▸ Stated exercise: In the material below, the lines containing the word "Категория" are required; copy each of them.

▸ Provided data:
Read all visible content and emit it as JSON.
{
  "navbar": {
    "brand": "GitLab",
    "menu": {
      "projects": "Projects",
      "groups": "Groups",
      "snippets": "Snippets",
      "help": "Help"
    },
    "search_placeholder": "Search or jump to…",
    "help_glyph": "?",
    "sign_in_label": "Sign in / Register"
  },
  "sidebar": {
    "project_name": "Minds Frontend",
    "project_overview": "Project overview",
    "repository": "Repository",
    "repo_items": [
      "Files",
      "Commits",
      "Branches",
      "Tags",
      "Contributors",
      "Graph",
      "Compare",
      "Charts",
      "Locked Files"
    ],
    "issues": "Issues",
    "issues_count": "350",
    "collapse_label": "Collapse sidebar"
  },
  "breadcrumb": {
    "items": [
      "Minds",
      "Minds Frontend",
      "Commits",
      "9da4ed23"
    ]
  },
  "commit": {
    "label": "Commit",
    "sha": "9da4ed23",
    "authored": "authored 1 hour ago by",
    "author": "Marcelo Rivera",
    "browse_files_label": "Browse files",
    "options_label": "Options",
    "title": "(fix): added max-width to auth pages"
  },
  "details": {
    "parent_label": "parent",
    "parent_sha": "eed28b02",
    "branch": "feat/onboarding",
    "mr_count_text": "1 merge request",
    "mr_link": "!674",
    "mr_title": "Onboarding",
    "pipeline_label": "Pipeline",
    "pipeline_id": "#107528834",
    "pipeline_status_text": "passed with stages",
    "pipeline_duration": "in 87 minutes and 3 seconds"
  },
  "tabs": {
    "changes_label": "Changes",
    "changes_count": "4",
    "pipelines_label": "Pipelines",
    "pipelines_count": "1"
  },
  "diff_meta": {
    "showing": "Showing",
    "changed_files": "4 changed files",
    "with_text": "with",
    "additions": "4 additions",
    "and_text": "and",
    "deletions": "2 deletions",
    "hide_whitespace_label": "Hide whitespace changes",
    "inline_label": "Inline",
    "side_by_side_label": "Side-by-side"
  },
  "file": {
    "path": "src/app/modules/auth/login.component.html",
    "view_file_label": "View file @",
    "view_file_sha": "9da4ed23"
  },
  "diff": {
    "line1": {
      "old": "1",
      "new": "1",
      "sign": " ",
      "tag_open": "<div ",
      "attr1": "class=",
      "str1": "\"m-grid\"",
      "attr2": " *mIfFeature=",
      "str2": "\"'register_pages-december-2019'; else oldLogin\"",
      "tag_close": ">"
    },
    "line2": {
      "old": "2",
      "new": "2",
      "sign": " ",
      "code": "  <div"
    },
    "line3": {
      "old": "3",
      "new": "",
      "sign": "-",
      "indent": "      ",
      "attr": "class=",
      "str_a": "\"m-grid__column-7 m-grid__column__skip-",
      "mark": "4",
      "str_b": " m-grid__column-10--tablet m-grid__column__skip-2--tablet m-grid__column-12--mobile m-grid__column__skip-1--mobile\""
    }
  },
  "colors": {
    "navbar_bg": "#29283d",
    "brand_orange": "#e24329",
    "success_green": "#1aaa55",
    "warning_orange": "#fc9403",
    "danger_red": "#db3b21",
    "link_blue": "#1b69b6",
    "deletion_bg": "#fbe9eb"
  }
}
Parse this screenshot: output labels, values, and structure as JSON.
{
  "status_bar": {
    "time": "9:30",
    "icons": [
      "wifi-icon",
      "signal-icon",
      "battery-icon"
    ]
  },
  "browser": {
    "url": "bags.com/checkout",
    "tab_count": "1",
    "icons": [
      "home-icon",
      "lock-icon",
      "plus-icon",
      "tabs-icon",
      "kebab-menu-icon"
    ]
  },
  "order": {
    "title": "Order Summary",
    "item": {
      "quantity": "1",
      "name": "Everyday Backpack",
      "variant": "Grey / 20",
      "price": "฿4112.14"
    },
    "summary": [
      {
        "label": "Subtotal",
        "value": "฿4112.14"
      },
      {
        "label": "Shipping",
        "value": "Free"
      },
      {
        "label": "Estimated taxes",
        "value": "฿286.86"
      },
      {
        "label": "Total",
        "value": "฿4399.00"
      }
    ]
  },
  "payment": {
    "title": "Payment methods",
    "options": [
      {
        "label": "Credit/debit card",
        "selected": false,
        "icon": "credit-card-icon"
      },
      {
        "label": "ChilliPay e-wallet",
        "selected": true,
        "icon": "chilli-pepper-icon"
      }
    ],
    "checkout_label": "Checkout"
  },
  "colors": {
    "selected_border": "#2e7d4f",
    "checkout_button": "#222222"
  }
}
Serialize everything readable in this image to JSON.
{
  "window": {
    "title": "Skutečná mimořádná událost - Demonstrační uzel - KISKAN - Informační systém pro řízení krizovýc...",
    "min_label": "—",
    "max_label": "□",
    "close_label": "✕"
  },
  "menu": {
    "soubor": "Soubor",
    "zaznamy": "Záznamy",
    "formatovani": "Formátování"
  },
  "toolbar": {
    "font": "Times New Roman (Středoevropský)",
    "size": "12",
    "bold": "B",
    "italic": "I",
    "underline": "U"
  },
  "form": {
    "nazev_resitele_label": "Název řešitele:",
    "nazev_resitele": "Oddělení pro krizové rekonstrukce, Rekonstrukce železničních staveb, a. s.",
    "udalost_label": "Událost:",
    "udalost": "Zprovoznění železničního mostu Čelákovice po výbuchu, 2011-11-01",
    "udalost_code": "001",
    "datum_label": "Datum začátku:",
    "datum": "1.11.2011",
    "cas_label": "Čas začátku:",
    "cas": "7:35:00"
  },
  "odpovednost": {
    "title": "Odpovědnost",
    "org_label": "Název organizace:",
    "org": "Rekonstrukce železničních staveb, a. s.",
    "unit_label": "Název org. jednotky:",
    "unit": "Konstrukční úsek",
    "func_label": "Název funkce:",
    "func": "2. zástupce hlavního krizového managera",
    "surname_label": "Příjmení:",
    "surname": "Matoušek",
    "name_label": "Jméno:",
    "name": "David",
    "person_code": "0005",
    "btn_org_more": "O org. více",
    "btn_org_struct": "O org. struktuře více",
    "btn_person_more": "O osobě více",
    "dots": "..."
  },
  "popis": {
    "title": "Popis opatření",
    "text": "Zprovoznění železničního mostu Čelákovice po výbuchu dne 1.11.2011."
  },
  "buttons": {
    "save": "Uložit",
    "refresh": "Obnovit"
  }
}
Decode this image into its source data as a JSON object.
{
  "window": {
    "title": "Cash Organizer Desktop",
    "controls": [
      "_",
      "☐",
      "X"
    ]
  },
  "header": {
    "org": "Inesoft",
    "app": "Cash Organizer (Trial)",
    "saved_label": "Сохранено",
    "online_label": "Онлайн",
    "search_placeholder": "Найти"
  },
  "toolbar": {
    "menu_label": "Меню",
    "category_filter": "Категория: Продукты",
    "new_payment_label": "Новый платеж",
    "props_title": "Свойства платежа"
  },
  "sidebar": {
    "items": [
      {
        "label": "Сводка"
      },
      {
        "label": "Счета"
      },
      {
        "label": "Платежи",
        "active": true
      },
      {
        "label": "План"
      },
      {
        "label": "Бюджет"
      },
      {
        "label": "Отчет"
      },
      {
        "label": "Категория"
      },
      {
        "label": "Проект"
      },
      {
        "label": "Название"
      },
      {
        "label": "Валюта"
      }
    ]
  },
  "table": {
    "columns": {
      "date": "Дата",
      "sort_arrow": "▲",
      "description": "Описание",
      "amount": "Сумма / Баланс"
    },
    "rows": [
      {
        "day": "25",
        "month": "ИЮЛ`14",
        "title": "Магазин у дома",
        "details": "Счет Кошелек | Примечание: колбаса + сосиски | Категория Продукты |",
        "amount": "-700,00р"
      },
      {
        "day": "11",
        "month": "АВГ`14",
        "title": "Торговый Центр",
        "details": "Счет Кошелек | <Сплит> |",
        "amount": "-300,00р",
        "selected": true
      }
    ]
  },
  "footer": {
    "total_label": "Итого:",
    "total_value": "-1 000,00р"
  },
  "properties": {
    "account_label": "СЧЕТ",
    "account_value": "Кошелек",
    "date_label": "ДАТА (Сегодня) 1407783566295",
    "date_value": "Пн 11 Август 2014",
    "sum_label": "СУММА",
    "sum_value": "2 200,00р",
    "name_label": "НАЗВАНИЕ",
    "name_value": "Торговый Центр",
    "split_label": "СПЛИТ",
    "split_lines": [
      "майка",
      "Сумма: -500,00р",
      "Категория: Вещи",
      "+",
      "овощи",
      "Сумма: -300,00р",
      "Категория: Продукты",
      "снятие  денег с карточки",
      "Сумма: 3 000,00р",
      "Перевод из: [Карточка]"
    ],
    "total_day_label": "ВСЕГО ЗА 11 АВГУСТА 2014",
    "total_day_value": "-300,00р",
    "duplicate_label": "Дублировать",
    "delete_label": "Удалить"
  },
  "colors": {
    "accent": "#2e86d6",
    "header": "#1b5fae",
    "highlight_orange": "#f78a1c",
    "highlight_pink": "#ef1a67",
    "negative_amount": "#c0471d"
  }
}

▸ Expected answer:
    "category_filter": "Категория: Продукты",
        "label": "Категория"
        "details": "Счет Кошелек | Примечание: колбаса + сосиски | Категория Продукты |",
      "Категория: Вещи",
      "Категория: Продукты",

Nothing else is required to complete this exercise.